TASK DIRECTIONS:
Please return the lines of the data that contain "Lavaters".

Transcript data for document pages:
_ _ _
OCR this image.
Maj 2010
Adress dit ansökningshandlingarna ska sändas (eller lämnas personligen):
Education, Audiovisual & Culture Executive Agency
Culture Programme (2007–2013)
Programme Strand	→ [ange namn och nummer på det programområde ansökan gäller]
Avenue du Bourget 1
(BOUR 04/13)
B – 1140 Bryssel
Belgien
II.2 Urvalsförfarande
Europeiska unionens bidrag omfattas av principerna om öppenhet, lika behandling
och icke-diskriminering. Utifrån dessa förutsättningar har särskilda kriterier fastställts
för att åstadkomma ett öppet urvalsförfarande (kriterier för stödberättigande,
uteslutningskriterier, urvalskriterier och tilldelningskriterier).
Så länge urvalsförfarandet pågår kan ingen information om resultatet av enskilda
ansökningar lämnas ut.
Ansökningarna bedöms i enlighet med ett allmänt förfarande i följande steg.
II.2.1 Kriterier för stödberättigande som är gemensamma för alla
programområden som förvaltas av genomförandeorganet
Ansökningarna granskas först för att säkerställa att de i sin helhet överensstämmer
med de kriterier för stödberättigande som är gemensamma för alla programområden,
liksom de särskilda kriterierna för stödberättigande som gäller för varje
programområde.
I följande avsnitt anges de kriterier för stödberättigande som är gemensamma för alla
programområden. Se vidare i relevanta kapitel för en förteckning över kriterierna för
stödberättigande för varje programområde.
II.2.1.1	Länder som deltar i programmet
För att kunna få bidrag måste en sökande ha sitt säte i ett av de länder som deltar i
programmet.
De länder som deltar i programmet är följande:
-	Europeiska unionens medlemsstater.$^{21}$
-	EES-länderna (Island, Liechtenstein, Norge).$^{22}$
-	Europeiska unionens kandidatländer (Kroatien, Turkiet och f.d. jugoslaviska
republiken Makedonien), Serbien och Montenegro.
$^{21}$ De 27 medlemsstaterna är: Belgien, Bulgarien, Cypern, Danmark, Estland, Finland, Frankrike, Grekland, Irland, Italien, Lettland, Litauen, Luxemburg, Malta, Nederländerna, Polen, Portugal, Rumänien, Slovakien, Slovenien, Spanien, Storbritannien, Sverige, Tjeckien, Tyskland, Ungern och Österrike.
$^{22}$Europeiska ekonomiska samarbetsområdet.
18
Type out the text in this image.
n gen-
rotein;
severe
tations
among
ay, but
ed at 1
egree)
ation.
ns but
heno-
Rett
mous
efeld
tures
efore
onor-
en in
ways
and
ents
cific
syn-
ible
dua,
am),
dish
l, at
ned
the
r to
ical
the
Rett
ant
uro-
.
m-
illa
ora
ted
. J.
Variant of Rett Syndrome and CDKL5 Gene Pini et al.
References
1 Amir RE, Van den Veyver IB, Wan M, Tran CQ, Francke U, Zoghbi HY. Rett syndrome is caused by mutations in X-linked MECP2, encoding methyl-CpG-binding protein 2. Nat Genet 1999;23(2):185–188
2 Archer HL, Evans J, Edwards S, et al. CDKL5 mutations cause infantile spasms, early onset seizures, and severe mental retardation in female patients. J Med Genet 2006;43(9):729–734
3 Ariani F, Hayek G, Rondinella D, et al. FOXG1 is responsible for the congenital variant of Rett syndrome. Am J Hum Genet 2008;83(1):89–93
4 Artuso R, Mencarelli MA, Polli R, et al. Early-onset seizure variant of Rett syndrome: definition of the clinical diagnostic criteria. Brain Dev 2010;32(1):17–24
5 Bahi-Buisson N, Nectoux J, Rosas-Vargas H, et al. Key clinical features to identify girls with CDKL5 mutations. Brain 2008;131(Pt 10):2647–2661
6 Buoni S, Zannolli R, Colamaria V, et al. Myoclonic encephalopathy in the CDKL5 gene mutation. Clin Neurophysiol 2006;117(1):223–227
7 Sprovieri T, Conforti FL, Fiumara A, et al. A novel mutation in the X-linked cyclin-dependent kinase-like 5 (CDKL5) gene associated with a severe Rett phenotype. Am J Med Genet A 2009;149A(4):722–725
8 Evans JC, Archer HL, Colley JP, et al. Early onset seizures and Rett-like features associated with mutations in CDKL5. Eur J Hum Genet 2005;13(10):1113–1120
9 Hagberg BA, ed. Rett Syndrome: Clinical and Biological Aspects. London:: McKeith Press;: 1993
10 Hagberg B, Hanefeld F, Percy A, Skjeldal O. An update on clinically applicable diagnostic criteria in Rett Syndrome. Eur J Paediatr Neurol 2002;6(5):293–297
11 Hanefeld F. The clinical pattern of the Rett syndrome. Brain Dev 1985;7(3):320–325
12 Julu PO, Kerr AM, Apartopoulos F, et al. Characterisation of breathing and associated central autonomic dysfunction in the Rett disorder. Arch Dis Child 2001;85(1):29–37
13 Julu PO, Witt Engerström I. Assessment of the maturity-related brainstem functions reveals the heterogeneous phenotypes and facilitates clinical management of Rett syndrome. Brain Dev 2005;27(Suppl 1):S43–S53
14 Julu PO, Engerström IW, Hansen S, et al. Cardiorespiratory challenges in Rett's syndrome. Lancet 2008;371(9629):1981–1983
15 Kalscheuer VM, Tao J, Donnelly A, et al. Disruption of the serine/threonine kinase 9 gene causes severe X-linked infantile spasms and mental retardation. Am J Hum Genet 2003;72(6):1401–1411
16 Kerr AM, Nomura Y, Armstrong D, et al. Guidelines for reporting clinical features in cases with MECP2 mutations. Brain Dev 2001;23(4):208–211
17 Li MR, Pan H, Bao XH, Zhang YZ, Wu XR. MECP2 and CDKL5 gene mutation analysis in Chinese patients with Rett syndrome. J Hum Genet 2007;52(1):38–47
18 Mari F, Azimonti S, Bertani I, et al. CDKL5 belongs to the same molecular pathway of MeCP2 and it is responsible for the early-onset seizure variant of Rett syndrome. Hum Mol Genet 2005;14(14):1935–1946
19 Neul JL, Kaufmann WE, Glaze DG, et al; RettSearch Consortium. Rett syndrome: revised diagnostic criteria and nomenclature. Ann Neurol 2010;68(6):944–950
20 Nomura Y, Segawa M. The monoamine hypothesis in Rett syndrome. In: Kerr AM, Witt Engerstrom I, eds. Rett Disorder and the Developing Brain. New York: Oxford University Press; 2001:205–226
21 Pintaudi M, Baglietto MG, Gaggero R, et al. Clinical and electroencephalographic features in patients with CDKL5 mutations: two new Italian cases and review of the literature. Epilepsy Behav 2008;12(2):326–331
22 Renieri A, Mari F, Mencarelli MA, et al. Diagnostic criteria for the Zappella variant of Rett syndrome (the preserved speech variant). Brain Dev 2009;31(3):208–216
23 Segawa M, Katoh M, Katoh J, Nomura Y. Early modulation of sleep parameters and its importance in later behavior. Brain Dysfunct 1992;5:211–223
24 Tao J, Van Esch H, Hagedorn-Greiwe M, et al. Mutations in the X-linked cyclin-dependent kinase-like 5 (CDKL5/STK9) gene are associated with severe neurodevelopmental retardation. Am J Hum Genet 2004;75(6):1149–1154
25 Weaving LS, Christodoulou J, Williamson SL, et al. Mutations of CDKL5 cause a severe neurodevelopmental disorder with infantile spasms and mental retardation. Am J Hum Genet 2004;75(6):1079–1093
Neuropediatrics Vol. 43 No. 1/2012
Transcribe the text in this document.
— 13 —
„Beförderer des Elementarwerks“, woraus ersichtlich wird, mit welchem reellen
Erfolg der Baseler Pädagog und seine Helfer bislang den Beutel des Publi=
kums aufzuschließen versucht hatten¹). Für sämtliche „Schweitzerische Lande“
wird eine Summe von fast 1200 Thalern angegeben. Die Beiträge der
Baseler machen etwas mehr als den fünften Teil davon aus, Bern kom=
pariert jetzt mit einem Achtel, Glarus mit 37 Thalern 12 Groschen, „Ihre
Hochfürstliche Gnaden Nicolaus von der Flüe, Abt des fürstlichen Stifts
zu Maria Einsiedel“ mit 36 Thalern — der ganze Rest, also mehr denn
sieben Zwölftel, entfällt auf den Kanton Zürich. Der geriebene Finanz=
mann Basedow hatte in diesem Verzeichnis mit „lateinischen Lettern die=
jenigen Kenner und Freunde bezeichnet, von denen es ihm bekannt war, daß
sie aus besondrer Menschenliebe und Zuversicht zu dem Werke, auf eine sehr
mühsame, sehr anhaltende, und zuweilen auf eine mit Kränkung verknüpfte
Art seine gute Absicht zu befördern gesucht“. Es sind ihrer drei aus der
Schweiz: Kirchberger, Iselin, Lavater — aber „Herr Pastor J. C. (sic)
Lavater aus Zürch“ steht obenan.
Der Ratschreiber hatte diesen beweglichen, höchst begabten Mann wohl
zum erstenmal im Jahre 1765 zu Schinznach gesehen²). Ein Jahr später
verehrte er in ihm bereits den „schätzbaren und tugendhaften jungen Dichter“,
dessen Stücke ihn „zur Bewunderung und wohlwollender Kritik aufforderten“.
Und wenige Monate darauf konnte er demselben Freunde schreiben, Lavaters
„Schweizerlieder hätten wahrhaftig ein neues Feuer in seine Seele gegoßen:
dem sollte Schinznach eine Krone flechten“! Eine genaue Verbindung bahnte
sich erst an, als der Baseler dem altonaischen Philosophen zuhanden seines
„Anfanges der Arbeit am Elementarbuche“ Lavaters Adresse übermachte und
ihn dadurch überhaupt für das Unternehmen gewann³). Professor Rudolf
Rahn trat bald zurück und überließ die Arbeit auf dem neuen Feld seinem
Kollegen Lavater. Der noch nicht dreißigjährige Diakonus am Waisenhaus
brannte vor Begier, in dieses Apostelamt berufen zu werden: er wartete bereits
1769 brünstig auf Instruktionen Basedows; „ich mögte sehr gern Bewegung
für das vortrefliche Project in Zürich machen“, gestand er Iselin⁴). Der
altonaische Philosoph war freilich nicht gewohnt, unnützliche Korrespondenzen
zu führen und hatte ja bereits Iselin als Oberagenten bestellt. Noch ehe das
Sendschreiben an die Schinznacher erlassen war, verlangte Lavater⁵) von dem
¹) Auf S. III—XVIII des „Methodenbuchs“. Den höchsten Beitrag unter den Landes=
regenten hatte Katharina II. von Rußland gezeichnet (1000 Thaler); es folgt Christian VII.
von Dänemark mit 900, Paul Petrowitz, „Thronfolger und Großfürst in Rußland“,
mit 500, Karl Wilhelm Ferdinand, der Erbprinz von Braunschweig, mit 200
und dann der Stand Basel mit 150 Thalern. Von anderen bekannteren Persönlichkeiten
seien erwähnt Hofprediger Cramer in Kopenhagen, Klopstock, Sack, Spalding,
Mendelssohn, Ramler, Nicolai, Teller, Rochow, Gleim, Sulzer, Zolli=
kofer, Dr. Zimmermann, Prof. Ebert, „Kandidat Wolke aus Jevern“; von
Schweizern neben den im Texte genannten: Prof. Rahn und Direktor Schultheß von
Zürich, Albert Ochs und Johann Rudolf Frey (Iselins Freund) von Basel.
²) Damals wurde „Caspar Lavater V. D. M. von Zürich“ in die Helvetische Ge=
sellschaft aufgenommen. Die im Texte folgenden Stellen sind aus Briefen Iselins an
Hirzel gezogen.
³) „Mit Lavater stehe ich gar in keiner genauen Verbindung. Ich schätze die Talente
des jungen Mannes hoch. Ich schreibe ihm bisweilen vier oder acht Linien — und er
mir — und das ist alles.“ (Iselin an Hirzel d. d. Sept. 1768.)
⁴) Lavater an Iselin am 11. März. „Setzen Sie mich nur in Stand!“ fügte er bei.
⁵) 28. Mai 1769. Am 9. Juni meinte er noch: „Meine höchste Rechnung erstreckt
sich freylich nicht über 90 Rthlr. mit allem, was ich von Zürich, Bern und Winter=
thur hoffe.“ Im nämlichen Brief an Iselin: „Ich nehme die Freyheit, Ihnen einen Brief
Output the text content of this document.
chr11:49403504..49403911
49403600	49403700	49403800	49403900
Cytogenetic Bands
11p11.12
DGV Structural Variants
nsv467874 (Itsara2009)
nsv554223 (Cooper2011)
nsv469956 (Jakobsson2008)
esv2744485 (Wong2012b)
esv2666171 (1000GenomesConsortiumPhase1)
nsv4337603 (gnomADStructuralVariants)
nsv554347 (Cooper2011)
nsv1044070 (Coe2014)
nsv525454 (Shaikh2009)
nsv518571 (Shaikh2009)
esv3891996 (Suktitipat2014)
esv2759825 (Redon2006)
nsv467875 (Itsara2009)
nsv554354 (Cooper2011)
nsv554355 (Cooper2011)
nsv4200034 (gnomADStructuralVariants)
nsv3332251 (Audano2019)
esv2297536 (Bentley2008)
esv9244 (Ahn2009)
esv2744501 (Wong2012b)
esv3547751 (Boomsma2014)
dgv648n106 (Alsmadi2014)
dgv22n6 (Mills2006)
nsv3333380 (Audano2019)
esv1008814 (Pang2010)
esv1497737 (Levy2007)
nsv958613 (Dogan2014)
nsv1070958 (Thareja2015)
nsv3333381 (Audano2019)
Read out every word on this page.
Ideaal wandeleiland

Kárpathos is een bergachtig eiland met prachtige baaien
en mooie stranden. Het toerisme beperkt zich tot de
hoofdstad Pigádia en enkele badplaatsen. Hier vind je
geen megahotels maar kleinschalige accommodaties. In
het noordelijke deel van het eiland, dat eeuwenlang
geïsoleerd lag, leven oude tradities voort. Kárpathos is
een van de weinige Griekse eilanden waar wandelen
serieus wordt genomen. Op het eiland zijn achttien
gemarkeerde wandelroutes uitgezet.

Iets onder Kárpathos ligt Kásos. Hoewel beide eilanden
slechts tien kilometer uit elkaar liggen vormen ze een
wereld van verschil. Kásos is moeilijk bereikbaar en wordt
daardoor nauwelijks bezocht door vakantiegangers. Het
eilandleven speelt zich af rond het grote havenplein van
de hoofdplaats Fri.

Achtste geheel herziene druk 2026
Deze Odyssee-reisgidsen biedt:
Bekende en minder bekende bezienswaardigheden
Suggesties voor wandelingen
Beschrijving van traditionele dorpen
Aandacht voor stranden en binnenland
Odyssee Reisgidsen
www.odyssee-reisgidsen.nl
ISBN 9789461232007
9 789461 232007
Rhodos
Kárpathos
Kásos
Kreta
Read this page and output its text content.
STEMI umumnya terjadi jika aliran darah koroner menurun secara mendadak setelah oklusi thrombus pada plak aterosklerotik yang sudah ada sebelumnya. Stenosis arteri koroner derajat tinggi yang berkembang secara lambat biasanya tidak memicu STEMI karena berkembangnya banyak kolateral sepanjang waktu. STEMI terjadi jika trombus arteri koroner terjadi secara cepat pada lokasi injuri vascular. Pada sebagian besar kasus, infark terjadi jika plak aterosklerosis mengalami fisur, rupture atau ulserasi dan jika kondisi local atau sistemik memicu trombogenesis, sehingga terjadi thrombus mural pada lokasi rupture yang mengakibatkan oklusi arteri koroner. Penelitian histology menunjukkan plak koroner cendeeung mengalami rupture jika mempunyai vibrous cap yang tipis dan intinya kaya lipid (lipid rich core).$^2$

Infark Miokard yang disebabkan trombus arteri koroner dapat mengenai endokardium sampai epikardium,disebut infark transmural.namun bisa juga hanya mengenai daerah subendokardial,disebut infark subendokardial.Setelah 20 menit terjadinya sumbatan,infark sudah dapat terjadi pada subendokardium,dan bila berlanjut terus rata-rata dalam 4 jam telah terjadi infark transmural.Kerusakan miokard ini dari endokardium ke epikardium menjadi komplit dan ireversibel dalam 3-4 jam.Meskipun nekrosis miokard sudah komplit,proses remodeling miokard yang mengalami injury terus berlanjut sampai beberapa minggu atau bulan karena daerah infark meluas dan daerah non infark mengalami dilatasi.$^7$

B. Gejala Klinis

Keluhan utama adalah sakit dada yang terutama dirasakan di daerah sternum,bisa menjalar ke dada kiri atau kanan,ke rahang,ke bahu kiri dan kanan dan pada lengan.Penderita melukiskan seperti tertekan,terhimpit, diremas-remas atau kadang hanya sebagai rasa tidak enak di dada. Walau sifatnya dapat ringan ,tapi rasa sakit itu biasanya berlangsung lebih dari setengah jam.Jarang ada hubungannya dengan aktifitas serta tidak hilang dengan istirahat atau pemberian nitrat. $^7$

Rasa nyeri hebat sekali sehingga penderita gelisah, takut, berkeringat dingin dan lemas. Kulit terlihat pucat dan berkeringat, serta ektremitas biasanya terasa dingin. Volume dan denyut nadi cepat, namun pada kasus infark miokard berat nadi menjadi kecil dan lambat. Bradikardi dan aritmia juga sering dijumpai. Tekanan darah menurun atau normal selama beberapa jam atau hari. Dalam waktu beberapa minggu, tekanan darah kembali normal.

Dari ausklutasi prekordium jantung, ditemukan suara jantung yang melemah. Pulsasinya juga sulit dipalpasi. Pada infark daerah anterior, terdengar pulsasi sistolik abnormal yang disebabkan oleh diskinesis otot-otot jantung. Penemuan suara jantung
_ _ _
EXERCISE RESPONSE:
Und wenige Monate darauf konnte er demselben Freunde schreiben, Lavaters
„Anfanges der Arbeit am Elementarbuche“ Lavaters Adresse übermachte und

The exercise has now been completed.